▸ TASK INSTRUCTIONS
Print the entire listing. Each line must match the original exactly.
>>>>
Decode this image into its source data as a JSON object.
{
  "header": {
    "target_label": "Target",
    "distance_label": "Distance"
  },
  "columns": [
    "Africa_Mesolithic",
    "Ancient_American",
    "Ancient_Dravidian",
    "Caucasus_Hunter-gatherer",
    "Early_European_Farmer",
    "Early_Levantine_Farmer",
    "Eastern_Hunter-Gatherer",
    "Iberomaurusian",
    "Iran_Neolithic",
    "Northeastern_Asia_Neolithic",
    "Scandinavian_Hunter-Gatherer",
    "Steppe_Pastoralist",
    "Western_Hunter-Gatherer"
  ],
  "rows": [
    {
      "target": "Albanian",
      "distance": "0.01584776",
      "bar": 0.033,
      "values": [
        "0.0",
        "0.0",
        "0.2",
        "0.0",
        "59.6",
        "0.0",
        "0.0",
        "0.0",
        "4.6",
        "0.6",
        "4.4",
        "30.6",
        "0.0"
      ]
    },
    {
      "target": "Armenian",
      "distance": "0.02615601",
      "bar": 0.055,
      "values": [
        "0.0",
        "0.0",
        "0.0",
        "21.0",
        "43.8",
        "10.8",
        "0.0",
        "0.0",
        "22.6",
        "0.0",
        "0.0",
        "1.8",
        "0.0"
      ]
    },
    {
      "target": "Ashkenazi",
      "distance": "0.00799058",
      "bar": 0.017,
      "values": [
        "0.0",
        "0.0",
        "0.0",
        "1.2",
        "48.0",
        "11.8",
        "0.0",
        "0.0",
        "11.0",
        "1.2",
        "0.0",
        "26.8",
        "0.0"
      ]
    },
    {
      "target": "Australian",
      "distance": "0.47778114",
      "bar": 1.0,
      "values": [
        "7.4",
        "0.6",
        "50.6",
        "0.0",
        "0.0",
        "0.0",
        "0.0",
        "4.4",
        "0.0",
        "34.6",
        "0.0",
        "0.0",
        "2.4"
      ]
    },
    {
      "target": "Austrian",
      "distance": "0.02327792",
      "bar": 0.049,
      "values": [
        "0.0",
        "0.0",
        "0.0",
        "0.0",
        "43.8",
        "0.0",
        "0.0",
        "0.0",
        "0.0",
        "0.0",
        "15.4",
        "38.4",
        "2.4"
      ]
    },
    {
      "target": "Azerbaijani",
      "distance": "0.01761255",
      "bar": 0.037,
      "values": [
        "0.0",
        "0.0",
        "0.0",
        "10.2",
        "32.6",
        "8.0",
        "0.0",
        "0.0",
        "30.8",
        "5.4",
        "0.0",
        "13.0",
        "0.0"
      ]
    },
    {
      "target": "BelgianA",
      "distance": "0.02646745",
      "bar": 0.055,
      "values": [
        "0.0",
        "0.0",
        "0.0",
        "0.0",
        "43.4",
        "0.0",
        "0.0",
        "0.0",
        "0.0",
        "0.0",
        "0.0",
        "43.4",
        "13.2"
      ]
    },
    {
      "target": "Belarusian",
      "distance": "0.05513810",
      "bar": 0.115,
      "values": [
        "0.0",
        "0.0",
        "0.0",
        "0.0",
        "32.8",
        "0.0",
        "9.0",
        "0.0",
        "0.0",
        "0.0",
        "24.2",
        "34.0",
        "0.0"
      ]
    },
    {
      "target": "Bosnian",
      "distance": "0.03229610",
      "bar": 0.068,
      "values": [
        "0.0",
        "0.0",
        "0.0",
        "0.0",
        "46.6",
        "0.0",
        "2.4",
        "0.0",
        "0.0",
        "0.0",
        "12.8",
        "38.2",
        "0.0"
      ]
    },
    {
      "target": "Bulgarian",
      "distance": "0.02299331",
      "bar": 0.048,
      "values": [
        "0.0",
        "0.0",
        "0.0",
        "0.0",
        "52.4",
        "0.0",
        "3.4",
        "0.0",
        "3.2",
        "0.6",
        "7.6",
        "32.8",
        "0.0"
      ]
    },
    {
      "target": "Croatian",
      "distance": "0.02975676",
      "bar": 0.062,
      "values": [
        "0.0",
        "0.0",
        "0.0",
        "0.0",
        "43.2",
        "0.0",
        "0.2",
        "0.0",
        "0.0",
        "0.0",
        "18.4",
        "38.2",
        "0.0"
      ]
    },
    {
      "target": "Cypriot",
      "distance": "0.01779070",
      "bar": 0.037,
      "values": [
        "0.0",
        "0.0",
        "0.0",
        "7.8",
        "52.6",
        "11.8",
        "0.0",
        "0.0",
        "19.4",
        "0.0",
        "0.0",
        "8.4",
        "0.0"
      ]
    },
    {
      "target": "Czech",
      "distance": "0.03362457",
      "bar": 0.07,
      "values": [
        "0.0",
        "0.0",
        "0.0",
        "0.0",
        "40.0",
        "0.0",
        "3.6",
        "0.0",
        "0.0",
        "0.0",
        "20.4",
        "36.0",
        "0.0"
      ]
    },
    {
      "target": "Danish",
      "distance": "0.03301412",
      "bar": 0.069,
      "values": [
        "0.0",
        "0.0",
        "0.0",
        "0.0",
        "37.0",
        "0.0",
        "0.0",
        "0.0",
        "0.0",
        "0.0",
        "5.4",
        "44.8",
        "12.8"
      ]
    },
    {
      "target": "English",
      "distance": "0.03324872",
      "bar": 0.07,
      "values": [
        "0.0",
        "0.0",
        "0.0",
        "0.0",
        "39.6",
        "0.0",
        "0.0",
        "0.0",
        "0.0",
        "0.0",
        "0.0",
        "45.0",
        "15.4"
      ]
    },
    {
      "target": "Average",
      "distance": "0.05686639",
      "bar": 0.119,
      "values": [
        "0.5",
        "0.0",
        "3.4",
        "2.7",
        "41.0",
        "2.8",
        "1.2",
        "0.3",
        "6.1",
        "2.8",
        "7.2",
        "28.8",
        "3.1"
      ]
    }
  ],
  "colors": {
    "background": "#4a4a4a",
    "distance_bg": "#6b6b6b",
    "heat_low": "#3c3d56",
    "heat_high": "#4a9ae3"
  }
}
<<<<
▸ PROBLEM SOLUTION
Decode this image into its source data as a JSON object.
{
  "header": {
    "target_label": "Target",
    "distance_label": "Distance"
  },
  "columns": [
    "Africa_Mesolithic",
    "Ancient_American",
    "Ancient_Dravidian",
    "Caucasus_Hunter-gatherer",
    "Early_European_Farmer",
    "Early_Levantine_Farmer",
    "Eastern_Hunter-Gatherer",
    "Iberomaurusian",
    "Iran_Neolithic",
    "Northeastern_Asia_Neolithic",
    "Scandinavian_Hunter-Gatherer",
    "Steppe_Pastoralist",
    "Western_Hunter-Gatherer"
  ],
  "rows": [
    {
      "target": "Albanian",
      "distance": "0.01584776",
      "bar": 0.033,
      "values": [
        "0.0",
        "0.0",
        "0.2",
        "0.0",
        "59.6",
        "0.0",
        "0.0",
        "0.0",
        "4.6",
        "0.6",
        "4.4",
        "30.6",
        "0.0"
      ]
    },
    {
      "target": "Armenian",
      "distance": "0.02615601",
      "bar": 0.055,
      "values": [
        "0.0",
        "0.0",
        "0.0",
        "21.0",
        "43.8",
        "10.8",
        "0.0",
        "0.0",
        "22.6",
        "0.0",
        "0.0",
        "1.8",
        "0.0"
      ]
    },
    {
      "target": "Ashkenazi",
      "distance": "0.00799058",
      "bar": 0.017,
      "values": [
        "0.0",
        "0.0",
        "0.0",
        "1.2",
        "48.0",
        "11.8",
        "0.0",
        "0.0",
        "11.0",
        "1.2",
        "0.0",
        "26.8",
        "0.0"
      ]
    },
    {
      "target": "Australian",
      "distance": "0.47778114",
      "bar": 1.0,
      "values": [
        "7.4",
        "0.6",
        "50.6",
        "0.0",
        "0.0",
        "0.0",
        "0.0",
        "4.4",
        "0.0",
        "34.6",
        "0.0",
        "0.0",
        "2.4"
      ]
    },
    {
      "target": "Austrian",
      "distance": "0.02327792",
      "bar": 0.049,
      "values": [
        "0.0",
        "0.0",
        "0.0",
        "0.0",
        "43.8",
        "0.0",
        "0.0",
        "0.0",
        "0.0",
        "0.0",
        "15.4",
        "38.4",
        "2.4"
      ]
    },
    {
      "target": "Azerbaijani",
      "distance": "0.01761255",
      "bar": 0.037,
      "values": [
        "0.0",
        "0.0",
        "0.0",
        "10.2",
        "32.6",
        "8.0",
        "0.0",
        "0.0",
        "30.8",
        "5.4",
        "0.0",
        "13.0",
        "0.0"
      ]
    },
    {
      "target": "BelgianA",
      "distance": "0.02646745",
      "bar": 0.055,
      "values": [
        "0.0",
        "0.0",
        "0.0",
        "0.0",
        "43.4",
        "0.0",
        "0.0",
        "0.0",
        "0.0",
        "0.0",
        "0.0",
        "43.4",
        "13.2"
      ]
    },
    {
      "target": "Belarusian",
      "distance": "0.05513810",
      "bar": 0.115,
      "values": [
        "0.0",
        "0.0",
        "0.0",
        "0.0",
        "32.8",
        "0.0",
        "9.0",
        "0.0",
        "0.0",
        "0.0",
        "24.2",
        "34.0",
        "0.0"
      ]
    },
    {
      "target": "Bosnian",
      "distance": "0.03229610",
      "bar": 0.068,
      "values": [
        "0.0",
        "0.0",
        "0.0",
        "0.0",
        "46.6",
        "0.0",
        "2.4",
        "0.0",
        "0.0",
        "0.0",
        "12.8",
        "38.2",
        "0.0"
      ]
    },
    {
      "target": "Bulgarian",
      "distance": "0.02299331",
      "bar": 0.048,
      "values": [
        "0.0",
        "0.0",
        "0.0",
        "0.0",
        "52.4",
        "0.0",
        "3.4",
        "0.0",
        "3.2",
        "0.6",
        "7.6",
        "32.8",
        "0.0"
      ]
    },
    {
      "target": "Croatian",
      "distance": "0.02975676",
      "bar": 0.062,
      "values": [
        "0.0",
        "0.0",
        "0.0",
        "0.0",
        "43.2",
        "0.0",
        "0.2",
        "0.0",
        "0.0",
        "0.0",
        "18.4",
        "38.2",
        "0.0"
      ]
    },
    {
      "target": "Cypriot",
      "distance": "0.01779070",
      "bar": 0.037,
      "values": [
        "0.0",
        "0.0",
        "0.0",
        "7.8",
        "52.6",
        "11.8",
        "0.0",
        "0.0",
        "19.4",
        "0.0",
        "0.0",
        "8.4",
        "0.0"
      ]
    },
    {
      "target": "Czech",
      "distance": "0.03362457",
      "bar": 0.07,
      "values": [
        "0.0",
        "0.0",
        "0.0",
        "0.0",
        "40.0",
        "0.0",
        "3.6",
        "0.0",
        "0.0",
        "0.0",
        "20.4",
        "36.0",
        "0.0"
      ]
    },
    {
      "target": "Danish",
      "distance": "0.03301412",
      "bar": 0.069,
      "values": [
        "0.0",
        "0.0",
        "0.0",
        "0.0",
        "37.0",
        "0.0",
        "0.0",
        "0.0",
        "0.0",
        "0.0",
        "5.4",
        "44.8",
        "12.8"
      ]
    },
    {
      "target": "English",
      "distance": "0.03324872",
      "bar": 0.07,
      "values": [
        "0.0",
        "0.0",
        "0.0",
        "0.0",
        "39.6",
        "0.0",
        "0.0",
        "0.0",
        "0.0",
        "0.0",
        "0.0",
        "45.0",
        "15.4"
      ]
    },
    {
      "target": "Average",
      "distance": "0.05686639",
      "bar": 0.119,
      "values": [
        "0.5",
        "0.0",
        "3.4",
        "2.7",
        "41.0",
        "2.8",
        "1.2",
        "0.3",
        "6.1",
        "2.8",
        "7.2",
        "28.8",
        "3.1"
      ]
    }
  ],
  "colors": {
    "background": "#4a4a4a",
    "distance_bg": "#6b6b6b",
    "heat_low": "#3c3d56",
    "heat_high": "#4a9ae3"
  }
}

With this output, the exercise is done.